- _Task statement_:
Below are some records; retype all of them exactly.

- _Records for this task_:
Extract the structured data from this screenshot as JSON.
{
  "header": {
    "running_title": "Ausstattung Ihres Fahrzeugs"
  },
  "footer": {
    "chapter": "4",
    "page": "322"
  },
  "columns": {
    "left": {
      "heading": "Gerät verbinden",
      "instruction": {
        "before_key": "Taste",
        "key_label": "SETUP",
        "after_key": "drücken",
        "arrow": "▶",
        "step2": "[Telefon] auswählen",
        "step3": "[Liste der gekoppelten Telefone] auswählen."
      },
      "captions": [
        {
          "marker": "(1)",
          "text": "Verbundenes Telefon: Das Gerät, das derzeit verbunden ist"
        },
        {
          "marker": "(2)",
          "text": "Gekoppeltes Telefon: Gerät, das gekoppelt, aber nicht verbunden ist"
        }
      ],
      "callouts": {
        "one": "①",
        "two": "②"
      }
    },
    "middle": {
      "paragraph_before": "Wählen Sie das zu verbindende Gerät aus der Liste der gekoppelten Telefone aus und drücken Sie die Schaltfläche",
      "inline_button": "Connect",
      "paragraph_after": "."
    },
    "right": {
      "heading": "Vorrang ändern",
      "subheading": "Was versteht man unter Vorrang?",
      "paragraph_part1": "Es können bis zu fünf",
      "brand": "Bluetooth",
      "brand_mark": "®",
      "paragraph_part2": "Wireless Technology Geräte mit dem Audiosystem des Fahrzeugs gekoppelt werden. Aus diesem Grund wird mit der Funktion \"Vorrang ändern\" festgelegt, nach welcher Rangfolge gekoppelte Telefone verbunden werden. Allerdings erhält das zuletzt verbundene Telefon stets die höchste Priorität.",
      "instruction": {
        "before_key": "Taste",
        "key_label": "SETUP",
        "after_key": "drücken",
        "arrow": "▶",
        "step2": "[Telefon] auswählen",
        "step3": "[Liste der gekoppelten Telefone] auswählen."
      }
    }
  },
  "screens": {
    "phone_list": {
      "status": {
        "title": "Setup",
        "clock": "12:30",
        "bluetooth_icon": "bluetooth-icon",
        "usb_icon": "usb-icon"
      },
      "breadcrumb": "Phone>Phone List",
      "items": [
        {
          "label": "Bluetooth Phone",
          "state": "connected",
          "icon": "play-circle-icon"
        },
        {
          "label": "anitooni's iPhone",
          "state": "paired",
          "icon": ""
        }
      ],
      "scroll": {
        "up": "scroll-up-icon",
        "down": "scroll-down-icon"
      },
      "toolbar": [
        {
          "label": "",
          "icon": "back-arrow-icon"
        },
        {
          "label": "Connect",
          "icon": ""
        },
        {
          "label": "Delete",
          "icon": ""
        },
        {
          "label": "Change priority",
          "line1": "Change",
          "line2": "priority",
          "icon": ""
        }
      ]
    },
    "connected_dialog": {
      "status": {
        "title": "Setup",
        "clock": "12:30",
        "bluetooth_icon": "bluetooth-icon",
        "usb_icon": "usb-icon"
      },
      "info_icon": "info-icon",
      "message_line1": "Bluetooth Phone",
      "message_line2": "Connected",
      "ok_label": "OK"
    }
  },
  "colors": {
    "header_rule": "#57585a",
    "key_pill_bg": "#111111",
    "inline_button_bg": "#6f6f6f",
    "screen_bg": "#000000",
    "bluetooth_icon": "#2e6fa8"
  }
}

- _Written response_:
Extract the structured data from this screenshot as JSON.
{
  "header": {
    "running_title": "Ausstattung Ihres Fahrzeugs"
  },
  "footer": {
    "chapter": "4",
    "page": "322"
  },
  "columns": {
    "left": {
      "heading": "Gerät verbinden",
      "instruction": {
        "before_key": "Taste",
        "key_label": "SETUP",
        "after_key": "drücken",
        "arrow": "▶",
        "step2": "[Telefon] auswählen",
        "step3": "[Liste der gekoppelten Telefone] auswählen."
      },
      "captions": [
        {
          "marker": "(1)",
          "text": "Verbundenes Telefon: Das Gerät, das derzeit verbunden ist"
        },
        {
          "marker": "(2)",
          "text": "Gekoppeltes Telefon: Gerät, das gekoppelt, aber nicht verbunden ist"
        }
      ],
      "callouts": {
        "one": "①",
        "two": "②"
      }
    },
    "middle": {
      "paragraph_before": "Wählen Sie das zu verbindende Gerät aus der Liste der gekoppelten Telefone aus und drücken Sie die Schaltfläche",
      "inline_button": "Connect",
      "paragraph_after": "."
    },
    "right": {
      "heading": "Vorrang ändern",
      "subheading": "Was versteht man unter Vorrang?",
      "paragraph_part1": "Es können bis zu fünf",
      "brand": "Bluetooth",
      "brand_mark": "®",
      "paragraph_part2": "Wireless Technology Geräte mit dem Audiosystem des Fahrzeugs gekoppelt werden. Aus diesem Grund wird mit der Funktion \"Vorrang ändern\" festgelegt, nach welcher Rangfolge gekoppelte Telefone verbunden werden. Allerdings erhält das zuletzt verbundene Telefon stets die höchste Priorität.",
      "instruction": {
        "before_key": "Taste",
        "key_label": "SETUP",
        "after_key": "drücken",
        "arrow": "▶",
        "step2": "[Telefon] auswählen",
        "step3": "[Liste der gekoppelten Telefone] auswählen."
      }
    }
  },
  "screens": {
    "phone_list": {
      "status": {
        "title": "Setup",
        "clock": "12:30",
        "bluetooth_icon": "bluetooth-icon",
        "usb_icon": "usb-icon"
      },
      "breadcrumb": "Phone>Phone List",
      "items": [
        {
          "label": "Bluetooth Phone",
          "state": "connected",
          "icon": "play-circle-icon"
        },
        {
          "label": "anitooni's iPhone",
          "state": "paired",
          "icon": ""
        }
      ],
      "scroll": {
        "up": "scroll-up-icon",
        "down": "scroll-down-icon"
      },
      "toolbar": [
        {
          "label": "",
          "icon": "back-arrow-icon"
        },
        {
          "label": "Connect",
          "icon": ""
        },
        {
          "label": "Delete",
          "icon": ""
        },
        {
          "label": "Change priority",
          "line1": "Change",
          "line2": "priority",
          "icon": ""
        }
      ]
    },
    "connected_dialog": {
      "status": {
        "title": "Setup",
        "clock": "12:30",
        "bluetooth_icon": "bluetooth-icon",
        "usb_icon": "usb-icon"
      },
      "info_icon": "info-icon",
      "message_line1": "Bluetooth Phone",
      "message_line2": "Connected",
      "ok_label": "OK"
    }
  },
  "colors": {
    "header_rule": "#57585a",
    "key_pill_bg": "#111111",
    "inline_button_bg": "#6f6f6f",
    "screen_bg": "#000000",
    "bluetooth_icon": "#2e6fa8"
  }
}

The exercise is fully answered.